§ **DATA EXTRACT**:
-.-.-

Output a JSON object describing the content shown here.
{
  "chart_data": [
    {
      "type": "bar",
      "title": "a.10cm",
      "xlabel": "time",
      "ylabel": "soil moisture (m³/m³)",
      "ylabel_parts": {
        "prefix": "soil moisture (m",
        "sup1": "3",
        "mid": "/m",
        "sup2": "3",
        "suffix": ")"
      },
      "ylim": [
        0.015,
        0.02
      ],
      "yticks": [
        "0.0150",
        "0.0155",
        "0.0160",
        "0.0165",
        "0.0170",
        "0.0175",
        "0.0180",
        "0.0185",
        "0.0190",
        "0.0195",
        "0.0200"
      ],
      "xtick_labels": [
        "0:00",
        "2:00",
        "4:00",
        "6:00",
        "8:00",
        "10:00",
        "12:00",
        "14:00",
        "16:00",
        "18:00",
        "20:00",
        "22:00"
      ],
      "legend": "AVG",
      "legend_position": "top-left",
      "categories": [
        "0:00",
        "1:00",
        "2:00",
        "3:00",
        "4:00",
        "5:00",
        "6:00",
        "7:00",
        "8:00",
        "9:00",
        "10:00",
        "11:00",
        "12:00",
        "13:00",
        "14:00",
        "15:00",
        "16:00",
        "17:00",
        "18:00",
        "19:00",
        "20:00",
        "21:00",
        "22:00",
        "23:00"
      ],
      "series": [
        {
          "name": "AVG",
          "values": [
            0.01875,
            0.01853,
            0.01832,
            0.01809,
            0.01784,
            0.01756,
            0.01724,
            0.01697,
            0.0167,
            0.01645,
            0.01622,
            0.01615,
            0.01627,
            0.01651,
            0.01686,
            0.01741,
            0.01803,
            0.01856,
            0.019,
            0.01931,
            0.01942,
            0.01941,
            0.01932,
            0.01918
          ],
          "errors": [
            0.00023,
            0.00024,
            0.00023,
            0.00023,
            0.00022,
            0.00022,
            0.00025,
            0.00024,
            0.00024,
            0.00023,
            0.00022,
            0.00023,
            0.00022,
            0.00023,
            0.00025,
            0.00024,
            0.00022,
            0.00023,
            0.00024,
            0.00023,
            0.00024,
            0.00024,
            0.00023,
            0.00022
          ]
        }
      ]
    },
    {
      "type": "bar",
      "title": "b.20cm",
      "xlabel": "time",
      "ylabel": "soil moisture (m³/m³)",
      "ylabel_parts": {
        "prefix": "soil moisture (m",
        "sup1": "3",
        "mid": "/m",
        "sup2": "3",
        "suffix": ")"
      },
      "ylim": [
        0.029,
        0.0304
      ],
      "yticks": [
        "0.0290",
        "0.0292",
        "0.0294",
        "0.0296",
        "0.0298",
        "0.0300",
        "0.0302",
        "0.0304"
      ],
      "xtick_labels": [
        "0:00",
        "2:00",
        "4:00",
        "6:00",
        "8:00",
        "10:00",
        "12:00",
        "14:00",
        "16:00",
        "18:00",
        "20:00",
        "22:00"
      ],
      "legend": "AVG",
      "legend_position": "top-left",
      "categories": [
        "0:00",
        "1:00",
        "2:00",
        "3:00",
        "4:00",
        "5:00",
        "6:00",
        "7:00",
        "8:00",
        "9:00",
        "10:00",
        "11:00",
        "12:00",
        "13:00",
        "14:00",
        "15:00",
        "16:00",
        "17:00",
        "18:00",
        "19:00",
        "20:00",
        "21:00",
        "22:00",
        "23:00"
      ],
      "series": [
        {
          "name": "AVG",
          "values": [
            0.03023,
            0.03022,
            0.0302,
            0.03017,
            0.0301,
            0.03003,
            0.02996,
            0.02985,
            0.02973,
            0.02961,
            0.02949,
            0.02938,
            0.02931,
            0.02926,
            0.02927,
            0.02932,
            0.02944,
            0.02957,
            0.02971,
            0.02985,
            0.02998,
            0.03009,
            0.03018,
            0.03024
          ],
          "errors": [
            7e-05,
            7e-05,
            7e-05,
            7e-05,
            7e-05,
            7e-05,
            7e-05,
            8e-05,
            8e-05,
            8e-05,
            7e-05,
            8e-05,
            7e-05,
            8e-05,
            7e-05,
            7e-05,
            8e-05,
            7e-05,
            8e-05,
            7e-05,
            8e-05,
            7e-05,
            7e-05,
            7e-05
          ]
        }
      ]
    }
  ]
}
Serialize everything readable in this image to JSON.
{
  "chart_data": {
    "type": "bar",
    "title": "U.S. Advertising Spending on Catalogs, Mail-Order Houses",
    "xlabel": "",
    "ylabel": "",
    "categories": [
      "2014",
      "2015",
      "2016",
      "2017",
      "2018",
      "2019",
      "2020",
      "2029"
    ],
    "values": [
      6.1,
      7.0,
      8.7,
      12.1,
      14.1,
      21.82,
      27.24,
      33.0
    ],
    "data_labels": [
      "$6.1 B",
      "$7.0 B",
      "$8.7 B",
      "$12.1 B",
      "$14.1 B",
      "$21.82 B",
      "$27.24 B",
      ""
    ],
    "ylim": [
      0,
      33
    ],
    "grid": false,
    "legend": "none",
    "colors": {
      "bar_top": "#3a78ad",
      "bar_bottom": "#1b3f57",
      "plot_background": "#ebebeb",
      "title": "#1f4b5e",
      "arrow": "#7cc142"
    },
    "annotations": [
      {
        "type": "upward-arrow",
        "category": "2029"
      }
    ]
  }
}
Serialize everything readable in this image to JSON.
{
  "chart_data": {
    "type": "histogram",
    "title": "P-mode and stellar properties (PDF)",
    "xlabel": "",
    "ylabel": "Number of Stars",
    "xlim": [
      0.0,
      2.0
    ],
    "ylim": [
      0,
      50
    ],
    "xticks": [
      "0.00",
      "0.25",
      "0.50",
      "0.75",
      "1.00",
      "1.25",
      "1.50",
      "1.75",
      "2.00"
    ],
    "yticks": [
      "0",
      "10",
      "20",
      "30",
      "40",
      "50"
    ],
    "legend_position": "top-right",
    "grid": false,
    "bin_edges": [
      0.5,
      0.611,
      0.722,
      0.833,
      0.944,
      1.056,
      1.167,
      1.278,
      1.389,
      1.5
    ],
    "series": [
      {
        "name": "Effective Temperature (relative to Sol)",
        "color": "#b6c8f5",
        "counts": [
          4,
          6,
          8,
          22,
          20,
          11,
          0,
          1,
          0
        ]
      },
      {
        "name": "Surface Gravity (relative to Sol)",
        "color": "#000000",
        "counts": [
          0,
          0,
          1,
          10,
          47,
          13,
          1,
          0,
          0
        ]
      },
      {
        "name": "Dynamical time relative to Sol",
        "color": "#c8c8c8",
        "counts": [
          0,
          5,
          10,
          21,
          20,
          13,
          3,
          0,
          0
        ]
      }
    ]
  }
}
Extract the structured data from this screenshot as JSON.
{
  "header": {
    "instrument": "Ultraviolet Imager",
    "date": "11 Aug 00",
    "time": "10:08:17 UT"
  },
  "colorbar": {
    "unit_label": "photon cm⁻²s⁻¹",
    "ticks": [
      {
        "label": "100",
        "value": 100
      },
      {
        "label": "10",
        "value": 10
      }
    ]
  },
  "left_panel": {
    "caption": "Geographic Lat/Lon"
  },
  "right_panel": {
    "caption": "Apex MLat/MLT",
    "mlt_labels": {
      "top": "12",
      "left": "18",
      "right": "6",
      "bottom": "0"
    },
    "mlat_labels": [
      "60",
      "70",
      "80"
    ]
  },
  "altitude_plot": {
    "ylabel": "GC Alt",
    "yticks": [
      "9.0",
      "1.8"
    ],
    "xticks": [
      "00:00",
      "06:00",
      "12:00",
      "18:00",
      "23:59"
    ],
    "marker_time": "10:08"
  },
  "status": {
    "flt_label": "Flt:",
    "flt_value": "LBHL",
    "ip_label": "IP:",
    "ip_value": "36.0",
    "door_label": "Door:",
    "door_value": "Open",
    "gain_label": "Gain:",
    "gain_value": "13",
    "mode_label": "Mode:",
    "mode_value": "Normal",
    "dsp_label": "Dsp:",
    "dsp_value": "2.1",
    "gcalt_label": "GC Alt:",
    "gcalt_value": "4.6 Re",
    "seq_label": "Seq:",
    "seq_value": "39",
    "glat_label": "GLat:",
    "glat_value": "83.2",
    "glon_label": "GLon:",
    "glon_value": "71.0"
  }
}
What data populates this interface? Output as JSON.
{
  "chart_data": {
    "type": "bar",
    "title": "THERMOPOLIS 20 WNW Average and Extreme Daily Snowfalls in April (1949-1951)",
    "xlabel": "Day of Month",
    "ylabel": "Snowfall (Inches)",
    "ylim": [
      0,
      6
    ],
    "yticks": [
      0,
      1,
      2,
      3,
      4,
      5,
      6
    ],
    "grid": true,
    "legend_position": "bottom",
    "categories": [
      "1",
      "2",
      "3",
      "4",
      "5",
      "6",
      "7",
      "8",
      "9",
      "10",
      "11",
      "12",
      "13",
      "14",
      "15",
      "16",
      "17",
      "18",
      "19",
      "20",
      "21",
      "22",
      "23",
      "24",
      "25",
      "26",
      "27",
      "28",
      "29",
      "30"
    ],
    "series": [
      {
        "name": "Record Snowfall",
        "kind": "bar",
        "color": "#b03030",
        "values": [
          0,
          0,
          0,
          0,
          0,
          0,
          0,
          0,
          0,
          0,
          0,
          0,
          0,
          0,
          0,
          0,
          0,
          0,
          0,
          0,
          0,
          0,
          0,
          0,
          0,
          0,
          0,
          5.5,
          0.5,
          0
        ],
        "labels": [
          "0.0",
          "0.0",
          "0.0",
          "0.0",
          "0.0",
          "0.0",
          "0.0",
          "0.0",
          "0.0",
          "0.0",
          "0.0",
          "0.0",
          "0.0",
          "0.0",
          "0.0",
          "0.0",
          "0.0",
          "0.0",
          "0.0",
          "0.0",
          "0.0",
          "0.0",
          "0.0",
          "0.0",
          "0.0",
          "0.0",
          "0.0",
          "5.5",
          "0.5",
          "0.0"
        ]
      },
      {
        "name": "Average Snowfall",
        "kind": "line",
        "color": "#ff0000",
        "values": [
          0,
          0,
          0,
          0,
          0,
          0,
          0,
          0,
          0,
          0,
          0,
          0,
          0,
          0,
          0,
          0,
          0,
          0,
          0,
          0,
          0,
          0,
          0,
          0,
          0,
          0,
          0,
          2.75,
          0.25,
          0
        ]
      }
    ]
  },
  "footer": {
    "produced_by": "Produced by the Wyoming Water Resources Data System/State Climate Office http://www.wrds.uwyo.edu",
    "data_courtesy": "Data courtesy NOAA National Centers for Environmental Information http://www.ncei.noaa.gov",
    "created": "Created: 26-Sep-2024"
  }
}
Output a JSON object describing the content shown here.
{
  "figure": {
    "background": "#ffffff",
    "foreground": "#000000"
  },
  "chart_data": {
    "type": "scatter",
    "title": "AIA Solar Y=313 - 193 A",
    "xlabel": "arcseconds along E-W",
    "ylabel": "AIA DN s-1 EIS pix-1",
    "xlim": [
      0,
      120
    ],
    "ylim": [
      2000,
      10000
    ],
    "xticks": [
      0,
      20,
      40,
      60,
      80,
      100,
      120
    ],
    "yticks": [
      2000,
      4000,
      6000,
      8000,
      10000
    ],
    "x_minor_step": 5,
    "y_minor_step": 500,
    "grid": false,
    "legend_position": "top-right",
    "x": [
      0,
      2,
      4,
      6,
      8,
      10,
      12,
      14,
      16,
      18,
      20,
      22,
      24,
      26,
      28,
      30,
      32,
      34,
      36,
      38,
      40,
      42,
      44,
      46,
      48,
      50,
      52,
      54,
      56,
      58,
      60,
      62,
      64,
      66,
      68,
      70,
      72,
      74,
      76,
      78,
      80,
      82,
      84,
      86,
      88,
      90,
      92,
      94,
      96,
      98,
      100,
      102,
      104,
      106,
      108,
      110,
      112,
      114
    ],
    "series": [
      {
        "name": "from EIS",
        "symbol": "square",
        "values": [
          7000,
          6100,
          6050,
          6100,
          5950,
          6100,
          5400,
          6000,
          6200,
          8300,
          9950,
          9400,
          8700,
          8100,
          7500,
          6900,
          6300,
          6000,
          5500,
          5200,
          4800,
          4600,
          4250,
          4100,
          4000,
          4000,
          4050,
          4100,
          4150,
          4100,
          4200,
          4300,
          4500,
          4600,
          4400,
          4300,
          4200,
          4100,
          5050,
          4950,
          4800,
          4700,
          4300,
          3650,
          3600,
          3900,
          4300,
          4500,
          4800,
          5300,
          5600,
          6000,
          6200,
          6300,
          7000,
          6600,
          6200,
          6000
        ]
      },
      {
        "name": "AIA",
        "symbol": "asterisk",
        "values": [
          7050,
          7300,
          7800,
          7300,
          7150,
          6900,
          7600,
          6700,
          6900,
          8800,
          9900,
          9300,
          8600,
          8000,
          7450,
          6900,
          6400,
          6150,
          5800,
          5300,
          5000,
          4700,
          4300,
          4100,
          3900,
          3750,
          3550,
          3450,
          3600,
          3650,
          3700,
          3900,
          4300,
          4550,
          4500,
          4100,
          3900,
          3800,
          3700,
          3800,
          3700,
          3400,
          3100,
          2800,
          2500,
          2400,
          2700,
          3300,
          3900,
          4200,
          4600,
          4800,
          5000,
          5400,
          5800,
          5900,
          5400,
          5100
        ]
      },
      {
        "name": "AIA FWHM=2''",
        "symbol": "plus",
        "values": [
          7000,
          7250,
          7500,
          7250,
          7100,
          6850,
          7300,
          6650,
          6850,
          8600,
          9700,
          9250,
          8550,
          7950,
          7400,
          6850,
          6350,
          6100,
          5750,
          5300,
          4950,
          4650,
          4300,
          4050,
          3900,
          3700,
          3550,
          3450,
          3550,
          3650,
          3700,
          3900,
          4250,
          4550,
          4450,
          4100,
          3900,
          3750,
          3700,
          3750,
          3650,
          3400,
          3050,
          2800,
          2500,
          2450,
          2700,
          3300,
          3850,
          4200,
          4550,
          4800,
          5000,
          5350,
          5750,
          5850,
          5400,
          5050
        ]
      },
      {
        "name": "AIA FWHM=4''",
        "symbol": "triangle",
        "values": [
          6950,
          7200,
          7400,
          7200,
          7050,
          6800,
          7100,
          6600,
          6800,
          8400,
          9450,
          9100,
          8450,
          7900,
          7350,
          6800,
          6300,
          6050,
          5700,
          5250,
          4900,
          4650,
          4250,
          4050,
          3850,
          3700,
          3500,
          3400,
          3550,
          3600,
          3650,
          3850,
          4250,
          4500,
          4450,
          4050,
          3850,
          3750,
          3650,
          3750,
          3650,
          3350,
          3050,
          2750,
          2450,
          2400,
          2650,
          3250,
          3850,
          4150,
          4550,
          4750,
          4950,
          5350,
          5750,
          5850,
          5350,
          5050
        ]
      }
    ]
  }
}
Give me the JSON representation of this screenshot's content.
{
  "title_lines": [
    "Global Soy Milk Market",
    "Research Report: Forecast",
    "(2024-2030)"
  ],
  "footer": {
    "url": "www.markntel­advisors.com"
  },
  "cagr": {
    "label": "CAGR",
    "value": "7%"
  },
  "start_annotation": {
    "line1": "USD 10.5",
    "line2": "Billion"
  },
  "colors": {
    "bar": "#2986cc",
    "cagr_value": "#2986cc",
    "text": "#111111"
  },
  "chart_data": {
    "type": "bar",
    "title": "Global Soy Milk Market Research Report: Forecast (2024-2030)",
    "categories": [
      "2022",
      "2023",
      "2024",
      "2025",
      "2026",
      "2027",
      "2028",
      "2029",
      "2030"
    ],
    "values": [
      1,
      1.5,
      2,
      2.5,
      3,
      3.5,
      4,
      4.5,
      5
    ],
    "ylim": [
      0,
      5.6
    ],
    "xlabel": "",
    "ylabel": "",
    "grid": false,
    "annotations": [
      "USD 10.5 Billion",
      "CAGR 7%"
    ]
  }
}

-.-.-

§ **WHAT THIS TASK INVOLVES**: Looking at the data above, show all lines where the word "Forecast" occurs.

§ **TASK ANSWER**:
    "Research Report: Forecast",
    "title": "Global Soy Milk Market Research Report: Forecast (2024-2030)",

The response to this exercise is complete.